Your goal:
Write out the material exactly. Do not include the pictures.

Source data:
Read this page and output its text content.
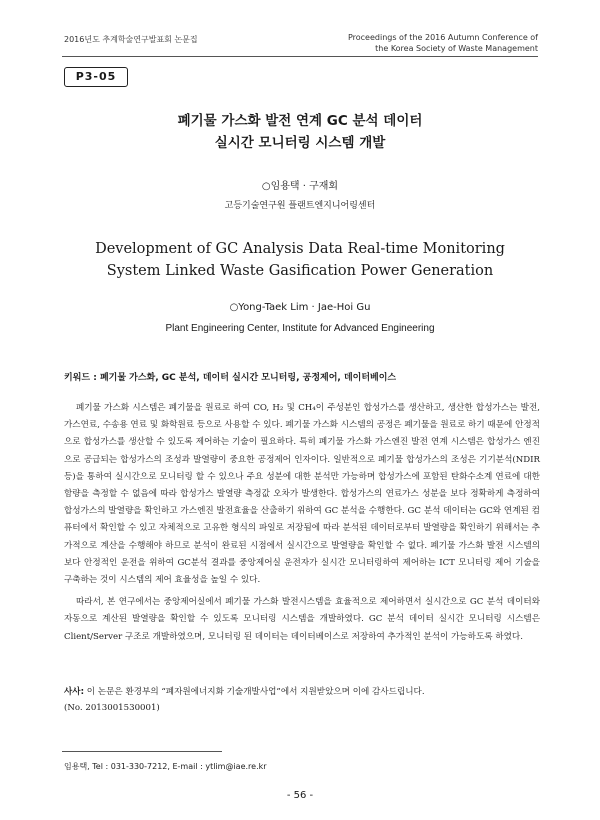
2016년도 추계학술연구발표회 논문집	Proceedings of the 2016 Autumn Conference of
the Korea Society of Waste Management
P3-05
폐기물 가스화 발전 연계 GC 분석 데이터
실시간 모니터링 시스템 개발
○임용택 · 구재회
고등기술연구원 플랜트엔지니어링센터
Development of GC Analysis Data Real-time Monitoring
System Linked Waste Gasification Power Generation
○Yong-Taek Lim · Jae-Hoi Gu
Plant Engineering Center, Institute for Advanced Engineering
키워드 : 폐기물 가스화, GC 분석, 데이터 실시간 모니터링, 공정제어, 데이터베이스

폐기물 가스화 시스템은 폐기물을 원료로 하여 CO, H₂ 및 CH₄이 주성분인 합성가스를 생산하고, 생산한 합성가스는 발전, 가스연료, 수송용 연료 및 화학원료 등으로 사용할 수 있다. 폐기물 가스화 시스템의 공정은 폐기물을 원료로 하기 때문에 안정적으로 합성가스를 생산할 수 있도록 제어하는 기술이 필요하다. 특히 폐기물 가스화 가스엔진 발전 연계 시스템은 합성가스 엔진으로 공급되는 합성가스의 조성과 발열량이 중요한 공정제어 인자이다. 일반적으로 폐기물 합성가스의 조성은 기기분석(NDIR 등)을 통하여 실시간으로 모니터링 할 수 있으나 주요 성분에 대한 분석만 가능하며 합성가스에 포함된 탄화수소계 연료에 대한 함량을 측정할 수 없음에 따라 합성가스 발열량 측정값 오차가 발생한다. 합성가스의 연료가스 성분을 보다 정확하게 측정하여 합성가스의 발열량을 확인하고 가스엔진 발전효율을 산출하기 위하여 GC 분석을 수행한다. GC 분석 데이터는 GC와 연계된 컴퓨터에서 확인할 수 있고 자체적으로 고유한 형식의 파일로 저장됨에 따라 분석된 데이터로부터 발열량을 확인하기 위해서는 추가적으로 계산을 수행해야 하므로 분석이 완료된 시점에서 실시간으로 발열량을 확인할 수 없다. 폐기물 가스화 발전 시스템의 보다 안정적인 운전을 위하여 GC분석 결과를 중앙제어실 운전자가 실시간 모니터링하여 제어하는 ICT 모니터링 제어 기술을 구축하는 것이 시스템의 제어 효율성을 높일 수 있다.

따라서, 본 연구에서는 중앙제어실에서 폐기물 가스화 발전시스템을 효율적으로 제어하면서 실시간으로 GC 분석 데이터와 자동으로 계산된 발열량을 확인할 수 있도록 모니터링 시스템을 개발하였다. GC 분석 데이터 실시간 모니터링 시스템은 Client/Server 구조로 개발하였으며, 모니터링 된 데이터는 데이터베이스로 저장하여 추가적인 분석이 가능하도록 하였다.

사사: 이 논문은 환경부의 “폐자원에너지화 기술개발사업”에서 지원받았으며 이에 감사드립니다.
(No. 2013001530001)
임용택, Tel : 031-330-7212, E-mail : ytlim@iae.re.kr
- 56 -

Result of the exercise:
Read this page and output its text content.
2016년도 추계학술연구발표회 논문집	Proceedings of the 2016 Autumn Conference of
the Korea Society of Waste Management
P3-05
폐기물 가스화 발전 연계 GC 분석 데이터
실시간 모니터링 시스템 개발
○임용택 · 구재회
고등기술연구원 플랜트엔지니어링센터
Development of GC Analysis Data Real-time Monitoring
System Linked Waste Gasification Power Generation
○Yong-Taek Lim · Jae-Hoi Gu
Plant Engineering Center, Institute for Advanced Engineering
키워드 : 폐기물 가스화, GC 분석, 데이터 실시간 모니터링, 공정제어, 데이터베이스

폐기물 가스화 시스템은 폐기물을 원료로 하여 CO, H₂ 및 CH₄이 주성분인 합성가스를 생산하고, 생산한 합성가스는 발전, 가스연료, 수송용 연료 및 화학원료 등으로 사용할 수 있다. 폐기물 가스화 시스템의 공정은 폐기물을 원료로 하기 때문에 안정적으로 합성가스를 생산할 수 있도록 제어하는 기술이 필요하다. 특히 폐기물 가스화 가스엔진 발전 연계 시스템은 합성가스 엔진으로 공급되는 합성가스의 조성과 발열량이 중요한 공정제어 인자이다. 일반적으로 폐기물 합성가스의 조성은 기기분석(NDIR 등)을 통하여 실시간으로 모니터링 할 수 있으나 주요 성분에 대한 분석만 가능하며 합성가스에 포함된 탄화수소계 연료에 대한 함량을 측정할 수 없음에 따라 합성가스 발열량 측정값 오차가 발생한다. 합성가스의 연료가스 성분을 보다 정확하게 측정하여 합성가스의 발열량을 확인하고 가스엔진 발전효율을 산출하기 위하여 GC 분석을 수행한다. GC 분석 데이터는 GC와 연계된 컴퓨터에서 확인할 수 있고 자체적으로 고유한 형식의 파일로 저장됨에 따라 분석된 데이터로부터 발열량을 확인하기 위해서는 추가적으로 계산을 수행해야 하므로 분석이 완료된 시점에서 실시간으로 발열량을 확인할 수 없다. 폐기물 가스화 발전 시스템의 보다 안정적인 운전을 위하여 GC분석 결과를 중앙제어실 운전자가 실시간 모니터링하여 제어하는 ICT 모니터링 제어 기술을 구축하는 것이 시스템의 제어 효율성을 높일 수 있다.

따라서, 본 연구에서는 중앙제어실에서 폐기물 가스화 발전시스템을 효율적으로 제어하면서 실시간으로 GC 분석 데이터와 자동으로 계산된 발열량을 확인할 수 있도록 모니터링 시스템을 개발하였다. GC 분석 데이터 실시간 모니터링 시스템은 Client/Server 구조로 개발하였으며, 모니터링 된 데이터는 데이터베이스로 저장하여 추가적인 분석이 가능하도록 하였다.

사사: 이 논문은 환경부의 “폐자원에너지화 기술개발사업”에서 지원받았으며 이에 감사드립니다.
(No. 2013001530001)
임용택, Tel : 031-330-7212, E-mail : ytlim@iae.re.kr
- 56 -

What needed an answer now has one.